> [Entries supplied]
┄┄┄┄┄┄┄┄┄┄┄┄┄┄┄┄┄┄┄┄
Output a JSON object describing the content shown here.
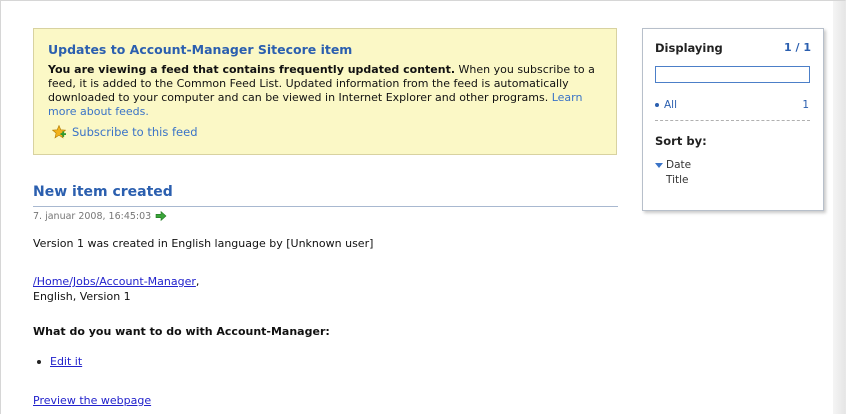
{
  "info_box": {
    "title": "Updates to Account-Manager Sitecore item",
    "text_bold": "You are viewing a feed that contains frequently updated content.",
    "text_rest": " When you subscribe to a feed, it is added to the Common Feed List. Updated information from the feed is automatically downloaded to your computer and can be viewed in Internet Explorer and other programs. ",
    "learn_more_link": "Learn more about feeds.",
    "subscribe_link": "Subscribe to this feed",
    "subscribe_icon": "star-plus-icon"
  },
  "item": {
    "title": "New item created",
    "timestamp": "7. januar 2008, 16:45:03",
    "go_icon": "green-arrow-icon",
    "version_text": "Version 1 was created in English language by [Unknown user]",
    "path_link": "/Home/Jobs/Account-Manager",
    "path_suffix": ",",
    "lang_version": "English, Version 1",
    "question": "What do you want to do with Account-Manager:",
    "actions": [
      "Edit it"
    ],
    "preview_link": "Preview the webpage"
  },
  "sidebar": {
    "displaying_label": "Displaying",
    "count": "1 / 1",
    "search_value": "",
    "filter_all_label": "All",
    "filter_all_count": "1",
    "sort_by_label": "Sort by:",
    "sort_options": [
      "Date",
      "Title"
    ],
    "active_sort": "Date"
  },
  "colors": {
    "link_blue": "#2b5faf",
    "info_bg": "#fbf8c6",
    "hyperlink": "#2222cc"
  }
}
┄┄┄┄┄┄┄┄┄┄┄┄┄┄┄┄┄┄┄┄
> [Task directions]
Using the records above, find and show each line with the string "item".

> [Correct answer]
    "title": "Updates to Account-Manager Sitecore item",
  "item": {
    "title": "New item created",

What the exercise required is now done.